• _AIM OF THE TASK_:
Extract all lines from the data beneath that include the word "mukaan".

• _AVAILABLE RECORDS_:
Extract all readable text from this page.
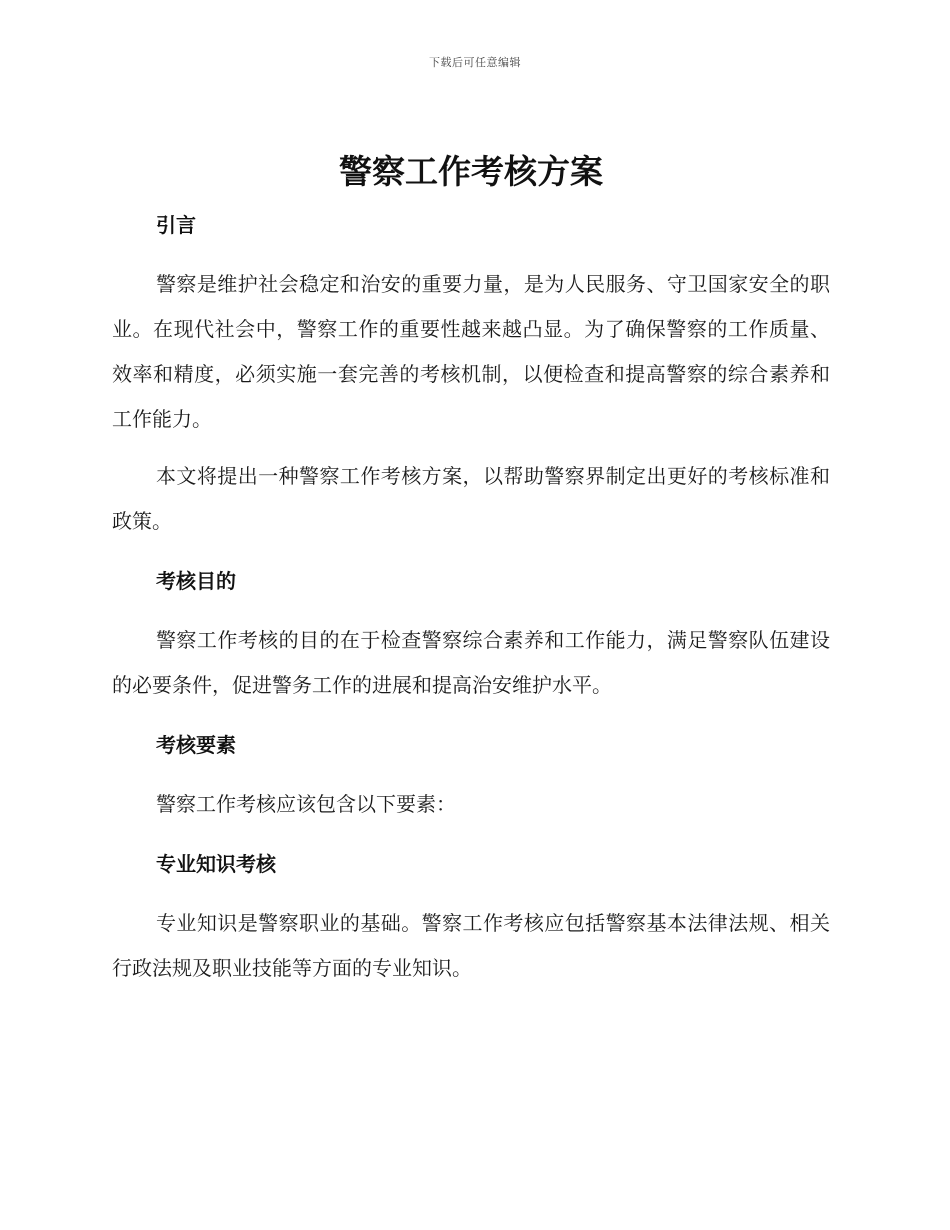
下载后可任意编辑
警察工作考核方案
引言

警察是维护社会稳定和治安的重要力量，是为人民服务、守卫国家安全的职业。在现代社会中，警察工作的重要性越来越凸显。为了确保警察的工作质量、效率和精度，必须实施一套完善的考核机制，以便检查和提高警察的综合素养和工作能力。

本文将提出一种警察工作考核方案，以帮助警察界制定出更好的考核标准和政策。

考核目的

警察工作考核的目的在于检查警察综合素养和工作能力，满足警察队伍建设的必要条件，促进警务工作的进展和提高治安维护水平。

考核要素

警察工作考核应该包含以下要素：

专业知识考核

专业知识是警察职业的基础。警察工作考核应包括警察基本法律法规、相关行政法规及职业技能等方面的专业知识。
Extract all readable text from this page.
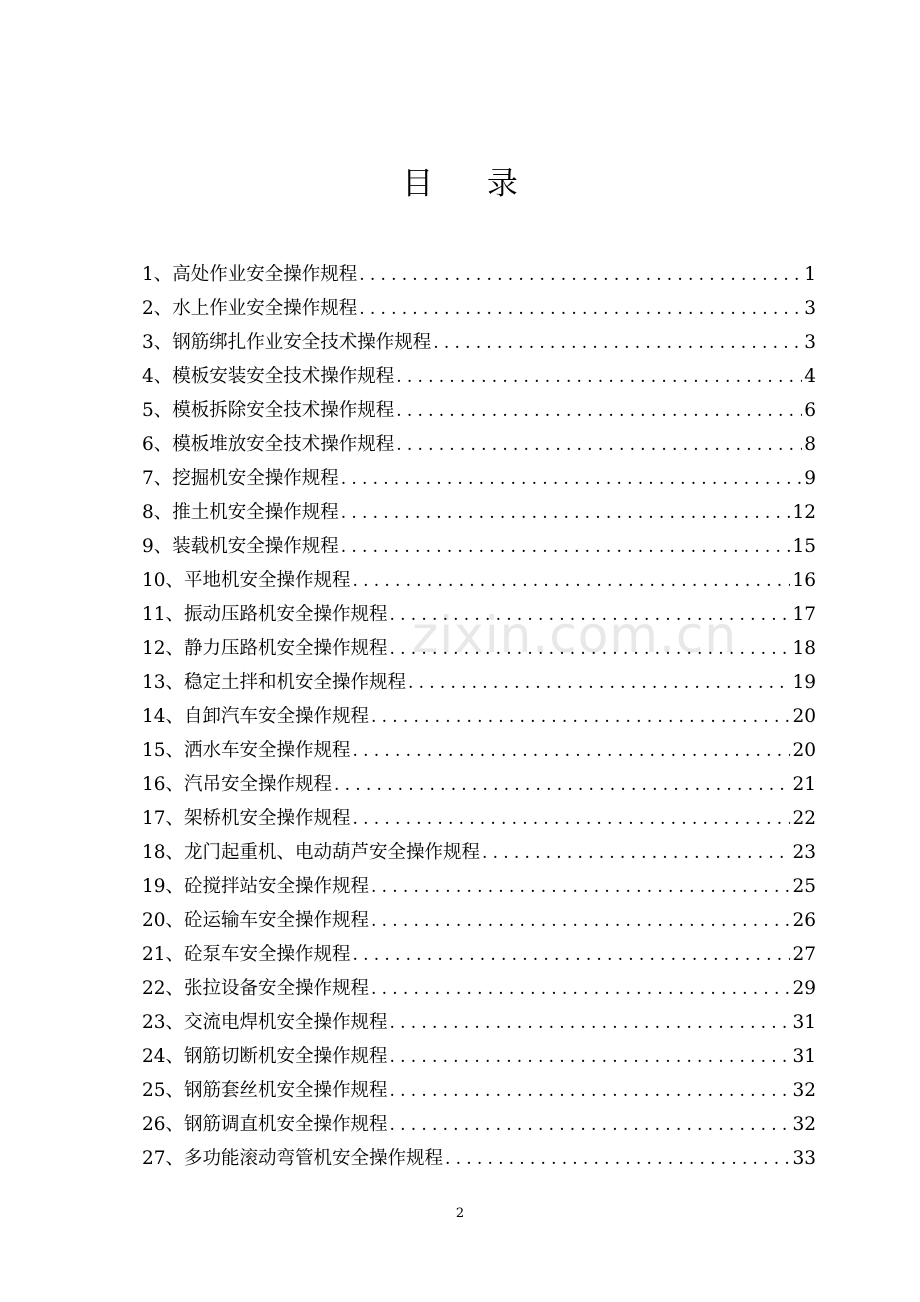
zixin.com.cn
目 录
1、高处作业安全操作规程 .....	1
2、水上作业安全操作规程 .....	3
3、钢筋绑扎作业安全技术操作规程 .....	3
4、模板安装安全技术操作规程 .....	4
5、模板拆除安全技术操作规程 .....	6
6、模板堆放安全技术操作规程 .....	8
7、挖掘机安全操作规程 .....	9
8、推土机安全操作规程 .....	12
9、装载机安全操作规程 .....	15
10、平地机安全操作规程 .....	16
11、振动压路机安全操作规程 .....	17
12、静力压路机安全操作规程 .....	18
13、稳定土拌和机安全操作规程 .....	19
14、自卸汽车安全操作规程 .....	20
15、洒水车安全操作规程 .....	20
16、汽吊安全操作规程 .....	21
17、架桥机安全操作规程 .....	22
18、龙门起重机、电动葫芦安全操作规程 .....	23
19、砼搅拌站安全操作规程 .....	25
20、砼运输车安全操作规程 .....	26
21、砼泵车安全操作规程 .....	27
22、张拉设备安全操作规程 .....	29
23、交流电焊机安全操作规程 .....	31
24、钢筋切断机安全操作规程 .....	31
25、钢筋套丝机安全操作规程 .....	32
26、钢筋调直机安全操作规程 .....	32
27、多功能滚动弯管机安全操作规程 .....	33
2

==

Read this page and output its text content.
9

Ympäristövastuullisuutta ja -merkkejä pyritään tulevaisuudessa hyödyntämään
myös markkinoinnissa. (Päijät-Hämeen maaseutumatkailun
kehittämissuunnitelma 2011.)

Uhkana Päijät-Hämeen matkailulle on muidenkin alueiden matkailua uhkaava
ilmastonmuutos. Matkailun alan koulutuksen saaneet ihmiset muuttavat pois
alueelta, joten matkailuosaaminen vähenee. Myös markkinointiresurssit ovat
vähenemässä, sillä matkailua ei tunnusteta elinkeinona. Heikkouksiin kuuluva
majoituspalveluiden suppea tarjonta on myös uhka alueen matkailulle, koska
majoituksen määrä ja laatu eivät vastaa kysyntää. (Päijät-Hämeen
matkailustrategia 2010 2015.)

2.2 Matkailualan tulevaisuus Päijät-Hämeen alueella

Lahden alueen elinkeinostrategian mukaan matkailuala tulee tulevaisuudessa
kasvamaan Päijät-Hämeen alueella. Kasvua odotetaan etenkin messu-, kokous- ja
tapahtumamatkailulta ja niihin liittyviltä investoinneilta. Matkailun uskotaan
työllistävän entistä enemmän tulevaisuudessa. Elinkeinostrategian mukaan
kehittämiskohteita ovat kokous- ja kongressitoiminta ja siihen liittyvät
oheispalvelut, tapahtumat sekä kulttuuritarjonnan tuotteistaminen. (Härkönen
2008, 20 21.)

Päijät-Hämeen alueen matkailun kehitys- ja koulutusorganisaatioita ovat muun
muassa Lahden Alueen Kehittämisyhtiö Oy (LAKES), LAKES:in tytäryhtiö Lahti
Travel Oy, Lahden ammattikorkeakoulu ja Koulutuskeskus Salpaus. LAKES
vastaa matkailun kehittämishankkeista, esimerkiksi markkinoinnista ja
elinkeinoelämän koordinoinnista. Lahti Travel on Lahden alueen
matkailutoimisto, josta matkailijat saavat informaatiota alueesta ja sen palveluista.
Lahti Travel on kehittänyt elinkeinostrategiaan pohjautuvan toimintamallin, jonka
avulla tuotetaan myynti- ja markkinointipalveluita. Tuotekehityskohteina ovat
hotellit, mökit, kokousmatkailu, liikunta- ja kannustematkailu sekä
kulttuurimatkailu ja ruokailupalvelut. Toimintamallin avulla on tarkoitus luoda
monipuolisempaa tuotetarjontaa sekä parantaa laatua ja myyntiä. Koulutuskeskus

• _ANSWER TO THIS EXERCISE_:
Lahden alueen elinkeinostrategian mukaan matkailuala tulee tulevaisuudessa
työllistävän entistä enemmän tulevaisuudessa. Elinkeinostrategian mukaan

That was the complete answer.